[SI-LIST] Re: OT: Overvoltage breakdown on 120 nm silicon?

  • From: Chris Johnson <cjohnson@xxxxxxx>
  • To: Dimiter Popoff <dp@xxxxxxxxxxx>, "si-list@xxxxxxxxxxxxx" <si-list@xxxxxxxxxxxxx>
  • Date: Thu, 17 Feb 2011 14:26:44 -0500

Is there any way for you to slow down the system clock so that the 
external bus runs slower to see if that affects it?  It could be that a 
driver or receiver was damaged to the point of being slightly slower, 
thus causing your problem.

Chris

On 2/17/2011 1:41 PM, Dimiter Popoff wrote:
> Just tried it out - no, it does not boot but I have yet to
> investigate where it fails (not the same failure).
> I had not thought of trying it out because the code is huge
> and complex, chances are it will not boot with the cache
> off on a working machine either (will have to try that as well).
>
> But it may tell me something - which is what I am after at the
> moment.
>
> Thanks,
>
> Dimiter
>
>
>> Date: Thu, 17 Feb 2011 13:25:46 -0500
>> From: Chris Johnson<cjohnson@xxxxxxx>
>> To: Dimiter Popoff<dp@xxxxxxxxxxx>
>> Subject: Re: [SI-LIST] Re: OT: Overvoltage breakdown on 120 nm silicon?
>>
>> Does it work if you turn off cache?

+--

■ GIVEN PROBLEM 1
Answer these questions about the mailing-list thread:
(a) What does Chris Johnson propose slowing down so that the external bus runs slower?
(b) When Dimiter Popoff tried the suggestion, did the system boot?
(c) What date and time does Dimiter Popoff's reply carry?

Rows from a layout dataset

+--

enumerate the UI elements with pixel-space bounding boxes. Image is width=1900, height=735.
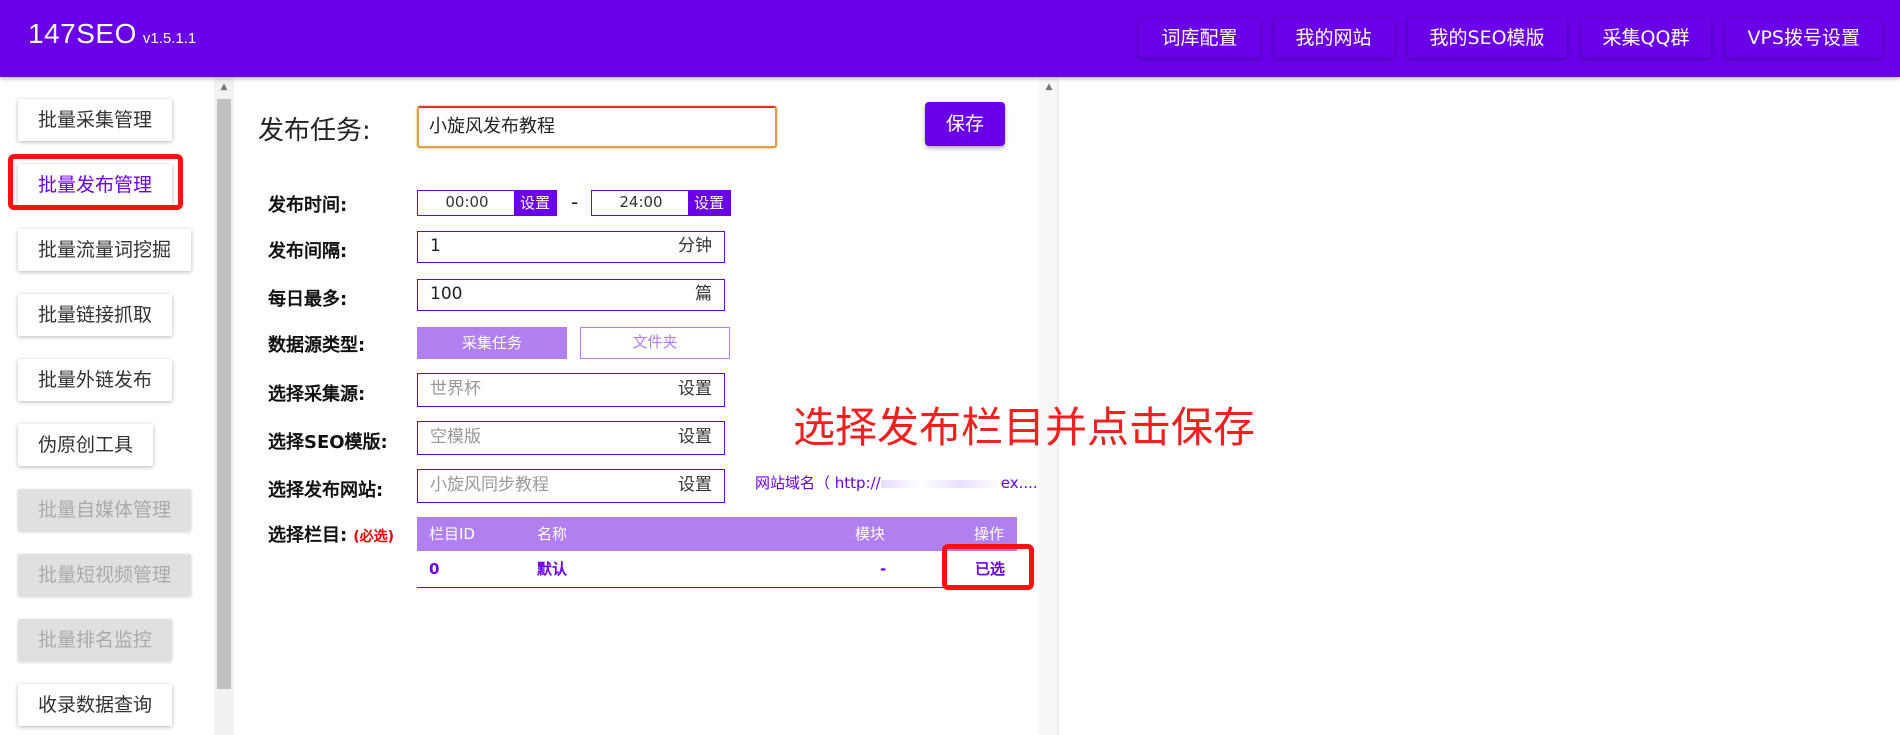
daily-max-unit: 篇 [695,284,712,304]
end-time-field[interactable]: 24:00 设置 [591,190,731,216]
site-domain-prefix: 网站域名（ http:// [755,474,881,492]
daily-max-input[interactable]: 100 篇 [417,279,725,311]
sidebar-item-batch-collect[interactable]: 批量采集管理 [18,99,173,141]
row-name: 默认 [537,560,568,578]
sidebar-scrollbar[interactable]: ▲ [214,77,234,735]
column-label-text: 选择栏目: [268,525,348,546]
interval-label: 发布间隔: [268,241,348,262]
column-required-mark: (必选) [353,529,394,545]
app-version: v1.5.1.1 [142,30,197,47]
columns-table: 栏目ID 名称 模块 操作 0 默认 - 已选 [417,517,1017,588]
sidebar-item-self-media: 批量自媒体管理 [18,489,192,531]
sidebar-item-batch-publish[interactable]: 批量发布管理 [18,164,173,206]
interval-input[interactable]: 1 分钟 [417,231,725,263]
row-id: 0 [429,560,440,578]
nav-my-seo-templates[interactable]: 我的SEO模版 [1407,18,1567,58]
col-header-name: 名称 [537,525,568,543]
nav-my-sites[interactable]: 我的网站 [1273,18,1394,58]
daily-max-label: 每日最多: [268,289,348,310]
seo-template-set-button[interactable]: 设置 [678,422,712,453]
columns-table-header: 栏目ID 名称 模块 操作 [417,517,1017,551]
start-time-field[interactable]: 00:00 设置 [417,190,557,216]
collect-source-value: 世界杯 [430,379,481,399]
row-selected-button[interactable]: 已选 [975,551,1005,587]
nav-vps-dial-settings[interactable]: VPS拨号设置 [1725,18,1882,58]
column-label: 选择栏目: (必选) [268,521,394,547]
page-title: 发布任务: [258,116,371,146]
col-header-module: 模块 [855,525,886,543]
brand-name: 147SEO [28,18,137,49]
scroll-up-arrow-icon[interactable]: ▲ [214,79,234,95]
sidebar-item-index-query[interactable]: 收录数据查询 [18,684,173,726]
task-name-input[interactable]: 小旋风发布教程 [417,106,777,148]
col-header-id: 栏目ID [429,525,475,543]
sidebar-item-short-video: 批量短视频管理 [18,554,192,596]
col-header-action: 操作 [974,525,1005,543]
nav-qq-group[interactable]: 采集QQ群 [1580,18,1712,58]
site-domain-redacted [880,479,1001,488]
nav-keyword-config[interactable]: 词库配置 [1139,18,1260,58]
brand-logo: 147SEO v1.5.1.1 [28,18,196,50]
collect-source-set-button[interactable]: 设置 [678,374,712,405]
publish-time-label: 发布时间: [268,195,348,216]
daily-max-value: 100 [430,284,463,304]
save-button[interactable]: 保存 [925,102,1005,146]
sidebar-item-link-crawl[interactable]: 批量链接抓取 [18,294,173,336]
sidebar-item-rank-monitor: 批量排名监控 [18,619,173,661]
seo-template-field[interactable]: 空模版 设置 [417,421,725,455]
sidebar-item-traffic-keywords[interactable]: 批量流量词挖掘 [18,229,192,271]
seo-template-label: 选择SEO模版: [268,432,388,453]
seo-template-value: 空模版 [430,427,481,447]
time-range-dash: - [571,190,579,214]
interval-value: 1 [430,236,441,256]
source-type-label: 数据源类型: [268,335,366,356]
sidebar-scroll-thumb[interactable] [217,99,231,689]
site-domain-text: 网站域名（ http:// ex.... [755,472,1038,493]
main-scroll-up-arrow-icon[interactable]: ▲ [1039,79,1059,95]
publish-site-field[interactable]: 小旋风同步教程 设置 [417,469,725,503]
end-time-value: 24:00 [619,193,663,211]
publish-site-value: 小旋风同步教程 [430,475,549,495]
sidebar-item-pseudo-original[interactable]: 伪原创工具 [18,424,154,466]
top-nav: 词库配置 我的网站 我的SEO模版 采集QQ群 VPS拨号设置 [1139,18,1882,58]
start-time-value: 00:00 [445,193,489,211]
collect-source-label: 选择采集源: [268,384,366,405]
sidebar-item-backlink-publish[interactable]: 批量外链发布 [18,359,173,401]
end-time-set-button[interactable]: 设置 [688,190,730,216]
site-domain-suffix: ex.... [1000,474,1038,492]
publish-site-set-button[interactable]: 设置 [678,470,712,501]
table-row[interactable]: 0 默认 - 已选 [417,551,1017,588]
sidebar: 批量采集管理 批量发布管理 批量流量词挖掘 批量链接抓取 批量外链发布 伪原创工… [0,77,212,735]
row-module: - [880,560,887,578]
source-type-folder[interactable]: 文件夹 [580,327,730,359]
instruction-annotation: 选择发布栏目并点击保存 [793,403,1256,452]
source-type-collect-task[interactable]: 采集任务 [417,327,567,359]
publish-site-label: 选择发布网站: [268,480,384,501]
start-time-set-button[interactable]: 设置 [514,190,556,216]
top-header: 147SEO v1.5.1.1 词库配置 我的网站 我的SEO模版 采集QQ群 V… [0,0,1900,77]
collect-source-field[interactable]: 世界杯 设置 [417,373,725,407]
interval-unit: 分钟 [678,236,712,256]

+--

■ GIVEN PROBLEM 2
Write out the part of the records that opens with the line containing "daily-max-unit: 篇 [695,284,712,304]" and closes with the line containing "column-required-mark: (必选) [353,529,394,545]", keeping every line unchanged.

■ TASK SOLUTION 1
(a) The system clock.
(b) No, it did not boot.
(c) 2/17/2011, 1:41 PM.

■ TASK SOLUTION 2
daily-max-unit: 篇 [695,284,712,304]
end-time-field[interactable]: 24:00 设置 [591,190,731,216]
site-domain-prefix: 网站域名（ http:// [755,474,881,492]
daily-max-input[interactable]: 100 篇 [417,279,725,311]
sidebar-item-batch-collect[interactable]: 批量采集管理 [18,99,173,141]
row-name: 默认 [537,560,568,578]
sidebar-scrollbar[interactable]: ▲ [214,77,234,735]
column-label-text: 选择栏目: [268,525,348,546]
interval-label: 发布间隔: [268,241,348,262]
column-required-mark: (必选) [353,529,394,545]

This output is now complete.